**** EXCERPTED RECORDS ****

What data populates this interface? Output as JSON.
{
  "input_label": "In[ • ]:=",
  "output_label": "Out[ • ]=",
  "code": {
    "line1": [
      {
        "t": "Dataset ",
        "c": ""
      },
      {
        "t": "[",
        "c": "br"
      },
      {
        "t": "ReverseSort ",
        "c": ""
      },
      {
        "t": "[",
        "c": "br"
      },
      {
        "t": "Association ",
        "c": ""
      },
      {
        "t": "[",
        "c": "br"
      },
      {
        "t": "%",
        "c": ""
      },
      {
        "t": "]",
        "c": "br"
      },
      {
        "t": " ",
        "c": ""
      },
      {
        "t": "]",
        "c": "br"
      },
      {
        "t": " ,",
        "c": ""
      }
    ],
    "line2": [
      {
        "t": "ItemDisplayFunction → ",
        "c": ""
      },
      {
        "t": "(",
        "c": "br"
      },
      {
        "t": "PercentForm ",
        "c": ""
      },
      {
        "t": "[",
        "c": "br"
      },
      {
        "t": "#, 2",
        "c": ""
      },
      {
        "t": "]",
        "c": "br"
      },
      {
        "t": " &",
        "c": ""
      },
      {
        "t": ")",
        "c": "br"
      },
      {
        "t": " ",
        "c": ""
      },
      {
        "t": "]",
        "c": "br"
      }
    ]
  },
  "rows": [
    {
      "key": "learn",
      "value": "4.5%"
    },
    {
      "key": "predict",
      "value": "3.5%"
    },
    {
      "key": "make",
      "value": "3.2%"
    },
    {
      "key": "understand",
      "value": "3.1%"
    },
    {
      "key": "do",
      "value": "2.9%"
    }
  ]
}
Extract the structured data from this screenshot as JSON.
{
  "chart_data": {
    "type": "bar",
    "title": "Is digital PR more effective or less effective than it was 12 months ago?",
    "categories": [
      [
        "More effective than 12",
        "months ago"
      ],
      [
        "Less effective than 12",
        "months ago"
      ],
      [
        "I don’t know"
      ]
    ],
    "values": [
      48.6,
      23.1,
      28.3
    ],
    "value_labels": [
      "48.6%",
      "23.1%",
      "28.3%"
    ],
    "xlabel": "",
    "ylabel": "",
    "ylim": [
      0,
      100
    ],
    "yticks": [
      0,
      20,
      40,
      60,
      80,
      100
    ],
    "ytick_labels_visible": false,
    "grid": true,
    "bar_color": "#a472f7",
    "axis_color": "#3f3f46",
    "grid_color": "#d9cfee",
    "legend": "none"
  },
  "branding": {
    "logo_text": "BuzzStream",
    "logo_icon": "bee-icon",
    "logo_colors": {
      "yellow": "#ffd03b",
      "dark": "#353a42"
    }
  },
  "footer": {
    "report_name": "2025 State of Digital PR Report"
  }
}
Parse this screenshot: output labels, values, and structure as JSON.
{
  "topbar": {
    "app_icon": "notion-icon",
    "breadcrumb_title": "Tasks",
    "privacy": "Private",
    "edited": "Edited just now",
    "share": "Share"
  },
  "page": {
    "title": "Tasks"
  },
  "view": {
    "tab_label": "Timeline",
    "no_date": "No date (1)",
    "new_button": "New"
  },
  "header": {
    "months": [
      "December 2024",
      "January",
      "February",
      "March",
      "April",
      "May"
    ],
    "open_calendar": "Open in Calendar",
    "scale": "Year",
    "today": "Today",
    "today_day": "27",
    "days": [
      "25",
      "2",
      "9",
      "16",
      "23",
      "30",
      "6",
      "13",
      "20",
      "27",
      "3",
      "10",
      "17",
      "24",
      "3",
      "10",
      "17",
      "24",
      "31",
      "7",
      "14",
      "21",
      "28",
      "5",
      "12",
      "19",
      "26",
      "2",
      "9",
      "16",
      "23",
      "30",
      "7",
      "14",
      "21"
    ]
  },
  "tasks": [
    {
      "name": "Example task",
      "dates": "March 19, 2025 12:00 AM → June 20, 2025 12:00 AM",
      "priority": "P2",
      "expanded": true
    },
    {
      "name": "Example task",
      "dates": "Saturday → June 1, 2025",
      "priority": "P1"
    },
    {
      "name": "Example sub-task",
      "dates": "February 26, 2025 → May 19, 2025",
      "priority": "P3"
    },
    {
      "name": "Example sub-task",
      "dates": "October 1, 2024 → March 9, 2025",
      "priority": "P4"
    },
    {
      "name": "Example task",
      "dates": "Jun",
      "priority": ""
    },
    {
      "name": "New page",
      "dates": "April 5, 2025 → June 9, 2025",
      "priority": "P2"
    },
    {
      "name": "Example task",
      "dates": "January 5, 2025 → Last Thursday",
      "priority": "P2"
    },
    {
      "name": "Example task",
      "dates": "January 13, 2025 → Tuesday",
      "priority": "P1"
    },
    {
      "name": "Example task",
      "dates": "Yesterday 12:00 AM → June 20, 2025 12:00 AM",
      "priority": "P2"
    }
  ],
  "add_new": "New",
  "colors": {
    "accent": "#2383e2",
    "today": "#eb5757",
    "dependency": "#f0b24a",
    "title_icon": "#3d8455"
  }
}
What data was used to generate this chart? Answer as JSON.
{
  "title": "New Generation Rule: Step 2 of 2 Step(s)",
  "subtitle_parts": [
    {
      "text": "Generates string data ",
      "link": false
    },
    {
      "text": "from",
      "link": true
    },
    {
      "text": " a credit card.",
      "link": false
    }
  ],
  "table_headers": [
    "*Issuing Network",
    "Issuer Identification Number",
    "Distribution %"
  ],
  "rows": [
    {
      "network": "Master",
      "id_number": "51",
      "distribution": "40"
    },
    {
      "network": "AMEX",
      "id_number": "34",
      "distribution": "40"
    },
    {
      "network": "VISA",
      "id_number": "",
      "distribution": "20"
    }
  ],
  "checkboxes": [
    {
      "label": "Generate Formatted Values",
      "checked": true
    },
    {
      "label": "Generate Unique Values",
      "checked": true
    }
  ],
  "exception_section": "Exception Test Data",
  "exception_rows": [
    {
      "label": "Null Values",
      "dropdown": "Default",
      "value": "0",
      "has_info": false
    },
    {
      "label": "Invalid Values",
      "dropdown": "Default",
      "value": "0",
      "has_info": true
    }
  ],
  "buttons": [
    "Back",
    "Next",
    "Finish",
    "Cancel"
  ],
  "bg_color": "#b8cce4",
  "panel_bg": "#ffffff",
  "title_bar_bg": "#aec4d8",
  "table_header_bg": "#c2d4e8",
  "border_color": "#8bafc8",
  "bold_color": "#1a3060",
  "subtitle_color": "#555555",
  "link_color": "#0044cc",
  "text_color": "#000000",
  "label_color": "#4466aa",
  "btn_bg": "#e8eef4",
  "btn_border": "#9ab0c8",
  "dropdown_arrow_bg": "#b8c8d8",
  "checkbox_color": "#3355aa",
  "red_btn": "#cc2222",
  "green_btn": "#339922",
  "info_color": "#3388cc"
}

****

Copy every line of the listing that contains the word "true".

    "grid": true,
      "expanded": true
      "link": true
      "checked": true
      "checked": true
      "has_info": true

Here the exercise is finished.